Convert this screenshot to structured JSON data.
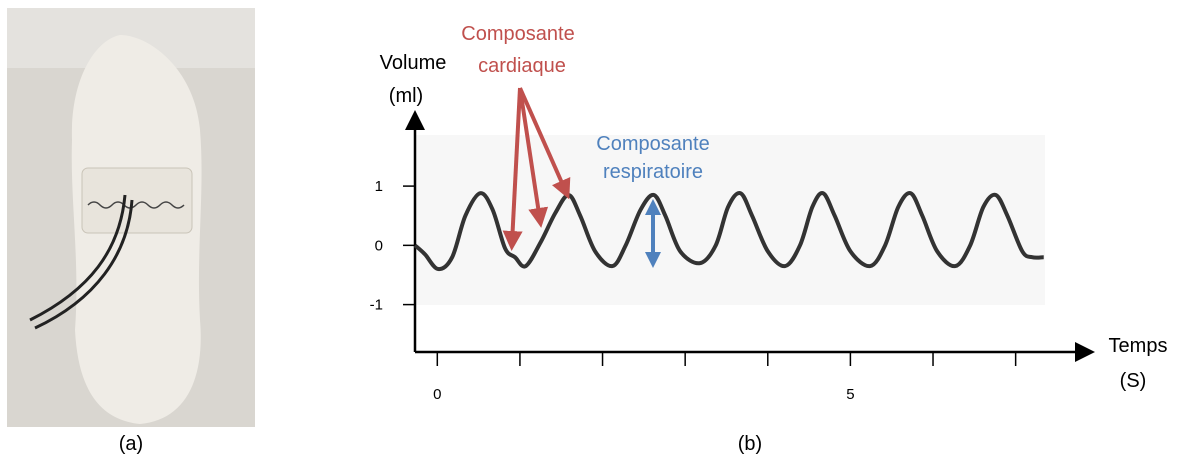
{
  "panel_labels": [
    "(a)",
    "(b)"
  ],
  "chart_data": {
    "type": "line",
    "y_label": [
      "Volume",
      "(ml)"
    ],
    "x_label": [
      "Temps",
      "(S)"
    ],
    "annotations": [
      {
        "text": [
          "Composante",
          "cardiaque"
        ],
        "color": "#c0504d"
      },
      {
        "text": [
          "Composante",
          "respiratoire"
        ],
        "color": "#4f81bd"
      }
    ],
    "x": [
      -0.27,
      -0.15,
      0.01,
      0.18,
      0.34,
      0.52,
      0.67,
      0.82,
      0.94,
      1.07,
      1.25,
      1.43,
      1.59,
      1.73,
      1.91,
      2.12,
      2.28,
      2.46,
      2.62,
      2.76,
      2.94,
      3.18,
      3.37,
      3.52,
      3.67,
      3.81,
      4.0,
      4.21,
      4.39,
      4.54,
      4.67,
      4.81,
      5.0,
      5.24,
      5.42,
      5.58,
      5.73,
      5.87,
      6.05,
      6.27,
      6.45,
      6.61,
      6.76,
      6.9,
      7.08,
      7.2,
      7.34
    ],
    "series": [
      {
        "color": "#333333",
        "values": [
          0.0,
          -0.15,
          -0.4,
          -0.2,
          0.5,
          0.88,
          0.6,
          -0.05,
          -0.2,
          -0.35,
          0.05,
          0.55,
          0.85,
          0.5,
          -0.1,
          -0.35,
          0.0,
          0.6,
          0.85,
          0.5,
          -0.1,
          -0.3,
          0.0,
          0.65,
          0.88,
          0.5,
          -0.1,
          -0.35,
          0.0,
          0.65,
          0.88,
          0.5,
          -0.1,
          -0.35,
          0.0,
          0.65,
          0.88,
          0.5,
          -0.1,
          -0.35,
          0.0,
          0.65,
          0.85,
          0.5,
          -0.1,
          -0.2,
          -0.2
        ]
      }
    ],
    "xlim": [
      -0.27,
      7.9
    ],
    "ylim": [
      -1.8,
      2.2
    ],
    "xticks": [
      0,
      5
    ],
    "x_minor_ticks": [
      1,
      2,
      3,
      4,
      6,
      7
    ],
    "yticks": [
      1,
      0,
      -1
    ]
  }
}
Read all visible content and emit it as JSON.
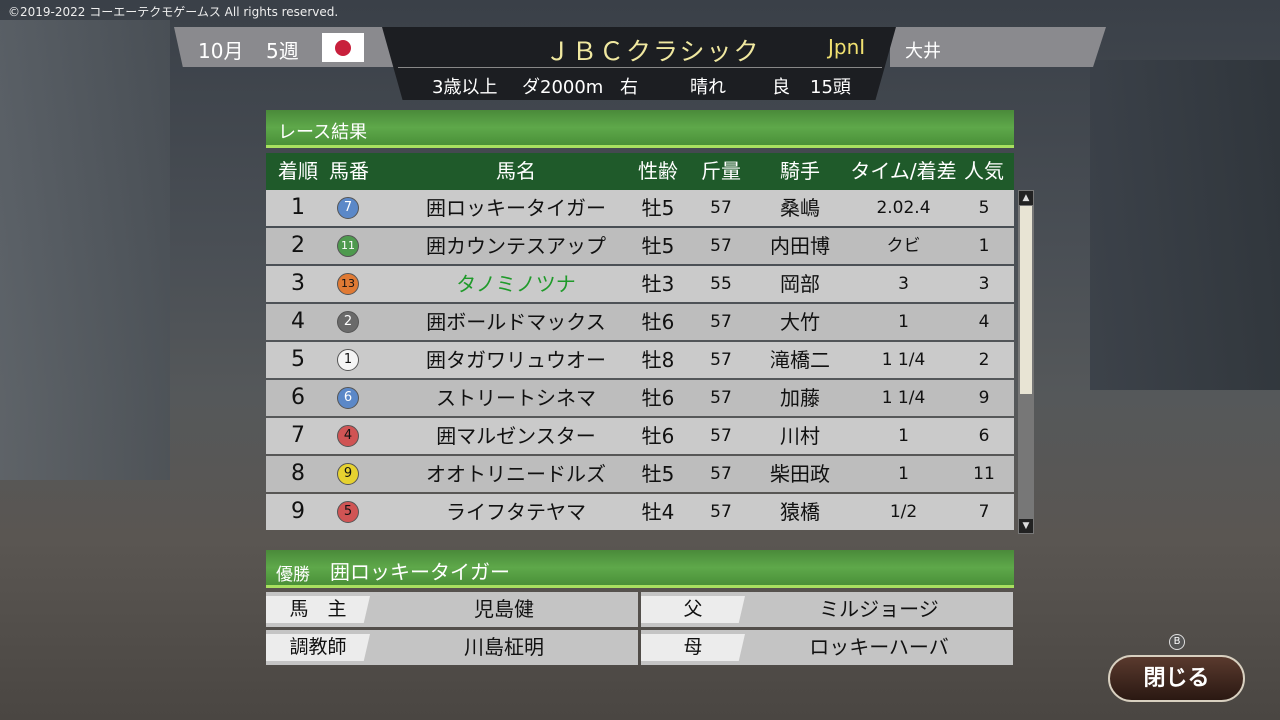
{
  "copyright": "©2019-2022 コーエーテクモゲームス All rights reserved.",
  "header": {
    "month": "10月",
    "week": "5週",
    "country_flag": "japan-flag",
    "race_name": "ＪＢＣクラシック",
    "grade": "JpnⅠ",
    "venue": "大井",
    "conditions": {
      "age": "3歳以上",
      "surface_distance": "ダ2000m",
      "direction": "右",
      "weather": "晴れ",
      "track": "良",
      "runners": "15頭"
    }
  },
  "results": {
    "title": "レース結果",
    "columns": [
      "着順",
      "馬番",
      "馬名",
      "性齢",
      "斤量",
      "騎手",
      "タイム/着差",
      "人気"
    ],
    "rows": [
      {
        "rank": "1",
        "num": "7",
        "color": "#5b88c8",
        "name": "囲ロッキータイガー",
        "sex_age": "牡5",
        "weight": "57",
        "jockey": "桑嶋",
        "margin": "2.02.4",
        "pop": "5"
      },
      {
        "rank": "2",
        "num": "11",
        "color": "#4e9a4e",
        "name": "囲カウンテスアップ",
        "sex_age": "牡5",
        "weight": "57",
        "jockey": "内田博",
        "margin": "クビ",
        "pop": "1"
      },
      {
        "rank": "3",
        "num": "13",
        "color": "#e07a34",
        "name": "タノミノツナ",
        "sex_age": "牡3",
        "weight": "55",
        "jockey": "岡部",
        "margin": "3",
        "pop": "3",
        "highlight": "#1f9a2a"
      },
      {
        "rank": "4",
        "num": "2",
        "color": "#6a6a6a",
        "name": "囲ボールドマックス",
        "sex_age": "牡6",
        "weight": "57",
        "jockey": "大竹",
        "margin": "1",
        "pop": "4"
      },
      {
        "rank": "5",
        "num": "1",
        "color": "#f4f4f4",
        "name": "囲タガワリュウオー",
        "sex_age": "牡8",
        "weight": "57",
        "jockey": "滝橋二",
        "margin": "1 1/4",
        "pop": "2"
      },
      {
        "rank": "6",
        "num": "6",
        "color": "#5b88c8",
        "name": "ストリートシネマ",
        "sex_age": "牡6",
        "weight": "57",
        "jockey": "加藤",
        "margin": "1 1/4",
        "pop": "9"
      },
      {
        "rank": "7",
        "num": "4",
        "color": "#d05454",
        "name": "囲マルゼンスター",
        "sex_age": "牡6",
        "weight": "57",
        "jockey": "川村",
        "margin": "1",
        "pop": "6"
      },
      {
        "rank": "8",
        "num": "9",
        "color": "#e6d230",
        "name": "オオトリニードルズ",
        "sex_age": "牡5",
        "weight": "57",
        "jockey": "柴田政",
        "margin": "1",
        "pop": "11"
      },
      {
        "rank": "9",
        "num": "5",
        "color": "#d05454",
        "name": "ライフタテヤマ",
        "sex_age": "牡4",
        "weight": "57",
        "jockey": "猿橋",
        "margin": "1/2",
        "pop": "7"
      }
    ]
  },
  "winner": {
    "label": "優勝",
    "name": "囲ロッキータイガー",
    "owner_label": "馬　主",
    "owner": "児島健",
    "trainer_label": "調教師",
    "trainer": "川島柾明",
    "sire_label": "父",
    "sire": "ミルジョージ",
    "dam_label": "母",
    "dam": "ロッキーハーバ"
  },
  "close_button": {
    "key": "B",
    "label": "閉じる"
  }
}
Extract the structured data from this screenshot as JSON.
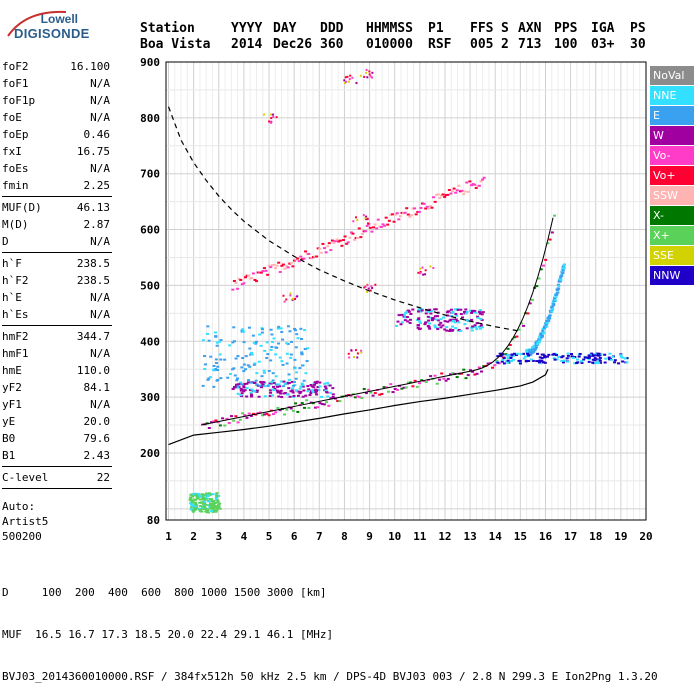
{
  "logo": {
    "line1": "Lowell",
    "line2": "DIGISONDE"
  },
  "header": {
    "labels": [
      "Station",
      "YYYY",
      "DAY",
      "DDD",
      "HHMMSS",
      "P1",
      "FFS",
      "S",
      "AXN",
      "PPS",
      "IGA",
      "PS"
    ],
    "values": [
      "Boa Vista",
      "2014",
      "Dec26",
      "360",
      "010000",
      "RSF",
      "005",
      "2",
      "713",
      "100",
      "03+",
      "30"
    ]
  },
  "params": {
    "group1": [
      {
        "name": "foF2",
        "value": "16.100"
      },
      {
        "name": "foF1",
        "value": "N/A"
      },
      {
        "name": "foF1p",
        "value": "N/A"
      },
      {
        "name": "foE",
        "value": "N/A"
      },
      {
        "name": "foEp",
        "value": "0.46"
      },
      {
        "name": "fxI",
        "value": "16.75"
      },
      {
        "name": "foEs",
        "value": "N/A"
      },
      {
        "name": "fmin",
        "value": "2.25"
      }
    ],
    "group2": [
      {
        "name": "MUF(D)",
        "value": "46.13"
      },
      {
        "name": "M(D)",
        "value": "2.87"
      },
      {
        "name": "D",
        "value": "N/A"
      }
    ],
    "group3": [
      {
        "name": "h`F",
        "value": "238.5"
      },
      {
        "name": "h`F2",
        "value": "238.5"
      },
      {
        "name": "h`E",
        "value": "N/A"
      },
      {
        "name": "h`Es",
        "value": "N/A"
      }
    ],
    "group4": [
      {
        "name": "hmF2",
        "value": "344.7"
      },
      {
        "name": "hmF1",
        "value": "N/A"
      },
      {
        "name": "hmE",
        "value": "110.0"
      },
      {
        "name": "yF2",
        "value": "84.1"
      },
      {
        "name": "yF1",
        "value": "N/A"
      },
      {
        "name": "yE",
        "value": "20.0"
      },
      {
        "name": "B0",
        "value": "79.6"
      },
      {
        "name": "B1",
        "value": "2.43"
      }
    ],
    "group5": [
      {
        "name": "C-level",
        "value": "22"
      }
    ],
    "auto": [
      "Auto:",
      "Artist5",
      "500200"
    ]
  },
  "legend": [
    {
      "label": "NoVal",
      "color": "#8c8c8c"
    },
    {
      "label": "NNE",
      "color": "#33e0ff"
    },
    {
      "label": "E",
      "color": "#3aa0f0"
    },
    {
      "label": "W",
      "color": "#a000a0"
    },
    {
      "label": "Vo-",
      "color": "#ff3cc8"
    },
    {
      "label": "Vo+",
      "color": "#ff0033"
    },
    {
      "label": "SSW",
      "color": "#ffb4b4"
    },
    {
      "label": "X-",
      "color": "#007800"
    },
    {
      "label": "X+",
      "color": "#5ad25a"
    },
    {
      "label": "SSE",
      "color": "#d2d200"
    },
    {
      "label": "NNW",
      "color": "#1e00c8"
    }
  ],
  "chart_data": {
    "type": "scatter",
    "x_ticks": [
      1,
      2,
      3,
      4,
      5,
      6,
      7,
      8,
      9,
      10,
      11,
      12,
      13,
      14,
      15,
      16,
      17,
      18,
      19,
      20
    ],
    "y_ticks": [
      80,
      200,
      300,
      400,
      500,
      600,
      700,
      800,
      900
    ],
    "xlim": [
      0.9,
      20
    ],
    "ylim": [
      80,
      900
    ],
    "grid": true,
    "profile_curve": {
      "x": [
        1.0,
        2,
        3,
        4,
        5,
        6,
        7,
        8,
        9,
        10,
        11,
        12,
        13,
        14,
        15,
        15.5,
        16,
        16.1
      ],
      "y": [
        215,
        232,
        237,
        242,
        248,
        255,
        262,
        270,
        277,
        285,
        292,
        298,
        305,
        312,
        320,
        327,
        340,
        350
      ]
    },
    "muf_curve": {
      "x": [
        1.0,
        1.5,
        2,
        2.5,
        3,
        3.5,
        4,
        5,
        6,
        7,
        8,
        9,
        10,
        11,
        12,
        13,
        14,
        15
      ],
      "y": [
        820,
        760,
        720,
        688,
        660,
        636,
        615,
        580,
        552,
        528,
        508,
        490,
        474,
        460,
        447,
        436,
        426,
        418
      ]
    },
    "traces": [
      {
        "series": "Vo+",
        "x_start": 2.3,
        "x_end": 16.3,
        "y_start": 250,
        "y_end": 480
      },
      {
        "series": "E",
        "x_start": 15.2,
        "x_end": 16.7,
        "y_start": 380,
        "y_end": 540
      },
      {
        "series": "Vo+",
        "x_start": 3.5,
        "x_end": 13.5,
        "y_start": 500,
        "y_end": 690
      },
      {
        "series": "W",
        "x_start": 3.5,
        "x_end": 7.5,
        "y_start": 302,
        "y_end": 330
      },
      {
        "series": "E",
        "x_start": 2.3,
        "x_end": 6.5,
        "y_start": 320,
        "y_end": 430
      },
      {
        "series": "NNW",
        "x_start": 14.0,
        "x_end": 19.2,
        "y_start": 362,
        "y_end": 380
      },
      {
        "series": "W",
        "x_start": 10.0,
        "x_end": 13.5,
        "y_start": 420,
        "y_end": 460
      },
      {
        "series": "X+",
        "x_start": 1.8,
        "x_end": 3.0,
        "y_start": 95,
        "y_end": 130
      }
    ]
  },
  "footer": {
    "line1": "D     100  200  400  600  800 1000 1500 3000 [km]",
    "line2": "MUF  16.5 16.7 17.3 18.5 20.0 22.4 29.1 46.1 [MHz]",
    "line3": "BVJ03_2014360010000.RSF / 384fx512h 50 kHz 2.5 km / DPS-4D BVJ03 003 / 2.8 N 299.3 E Ion2Png 1.3.20"
  }
}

*WRITTEN TASK:*
Check each line of the records for the word "structured", and show the lines that contain it.

*TASK RESULT:*
Convert this screenshot to structured JSON data.
Extract the structured data from this screenshot as JSON.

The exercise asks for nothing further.